- **What to do**
Find each line holding "dalam" and copy it out.

- **Records provided**
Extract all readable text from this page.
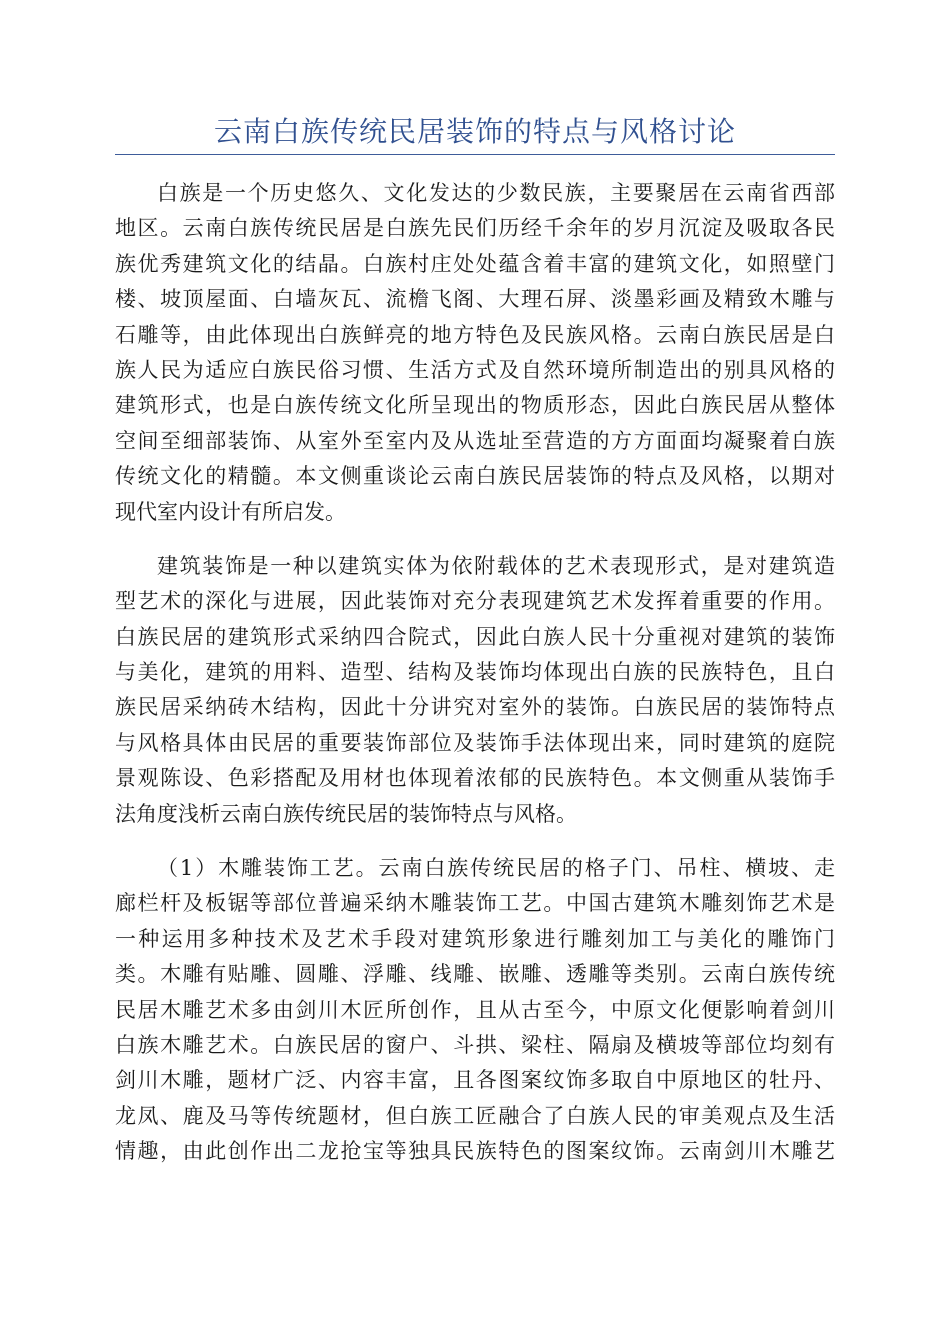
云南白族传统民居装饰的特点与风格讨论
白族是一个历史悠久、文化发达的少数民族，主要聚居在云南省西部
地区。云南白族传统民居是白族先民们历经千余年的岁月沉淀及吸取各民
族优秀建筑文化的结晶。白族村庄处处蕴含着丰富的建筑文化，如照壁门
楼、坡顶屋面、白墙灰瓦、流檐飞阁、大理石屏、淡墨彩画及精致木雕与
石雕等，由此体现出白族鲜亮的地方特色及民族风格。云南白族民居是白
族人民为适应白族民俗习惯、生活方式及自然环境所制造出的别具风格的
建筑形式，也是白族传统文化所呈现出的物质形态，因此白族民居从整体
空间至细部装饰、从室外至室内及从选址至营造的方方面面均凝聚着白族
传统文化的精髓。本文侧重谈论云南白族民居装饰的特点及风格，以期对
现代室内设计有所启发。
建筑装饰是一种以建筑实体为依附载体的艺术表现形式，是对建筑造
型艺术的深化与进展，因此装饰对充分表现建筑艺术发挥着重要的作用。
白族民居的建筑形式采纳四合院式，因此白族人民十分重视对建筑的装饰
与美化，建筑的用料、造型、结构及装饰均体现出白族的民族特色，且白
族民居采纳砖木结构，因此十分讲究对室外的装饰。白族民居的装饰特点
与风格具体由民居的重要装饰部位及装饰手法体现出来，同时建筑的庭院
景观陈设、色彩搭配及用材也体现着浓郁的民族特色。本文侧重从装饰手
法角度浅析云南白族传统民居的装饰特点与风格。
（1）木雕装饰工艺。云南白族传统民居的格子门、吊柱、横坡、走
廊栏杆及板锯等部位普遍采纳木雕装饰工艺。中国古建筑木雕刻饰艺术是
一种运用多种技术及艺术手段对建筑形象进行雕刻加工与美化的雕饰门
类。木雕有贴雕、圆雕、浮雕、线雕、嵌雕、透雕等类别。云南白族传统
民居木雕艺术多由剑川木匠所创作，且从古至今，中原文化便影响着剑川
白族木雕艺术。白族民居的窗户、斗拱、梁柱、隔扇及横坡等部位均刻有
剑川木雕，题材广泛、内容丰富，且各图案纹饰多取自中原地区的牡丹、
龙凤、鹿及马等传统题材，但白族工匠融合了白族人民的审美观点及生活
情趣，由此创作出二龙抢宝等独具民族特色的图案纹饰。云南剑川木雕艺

--

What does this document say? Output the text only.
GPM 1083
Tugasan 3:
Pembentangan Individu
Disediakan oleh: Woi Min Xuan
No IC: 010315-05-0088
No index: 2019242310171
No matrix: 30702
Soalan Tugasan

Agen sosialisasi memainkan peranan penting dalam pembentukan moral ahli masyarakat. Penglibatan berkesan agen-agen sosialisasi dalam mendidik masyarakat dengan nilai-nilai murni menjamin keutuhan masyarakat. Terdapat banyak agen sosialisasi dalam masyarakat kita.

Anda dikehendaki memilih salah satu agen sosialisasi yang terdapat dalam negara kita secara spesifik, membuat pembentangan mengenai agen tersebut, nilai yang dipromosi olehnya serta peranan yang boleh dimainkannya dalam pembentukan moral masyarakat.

- **The response**
Agen sosialisasi memainkan peranan penting dalam pembentukan moral ahli masyarakat. Penglibatan berkesan agen-agen sosialisasi dalam mendidik masyarakat dengan nilai-nilai murni menjamin keutuhan masyarakat. Terdapat banyak agen sosialisasi dalam masyarakat kita.
Anda dikehendaki memilih salah satu agen sosialisasi yang terdapat dalam negara kita secara spesifik, membuat pembentangan mengenai agen tersebut, nilai yang dipromosi olehnya serta peranan yang boleh dimainkannya dalam pembentukan moral masyarakat.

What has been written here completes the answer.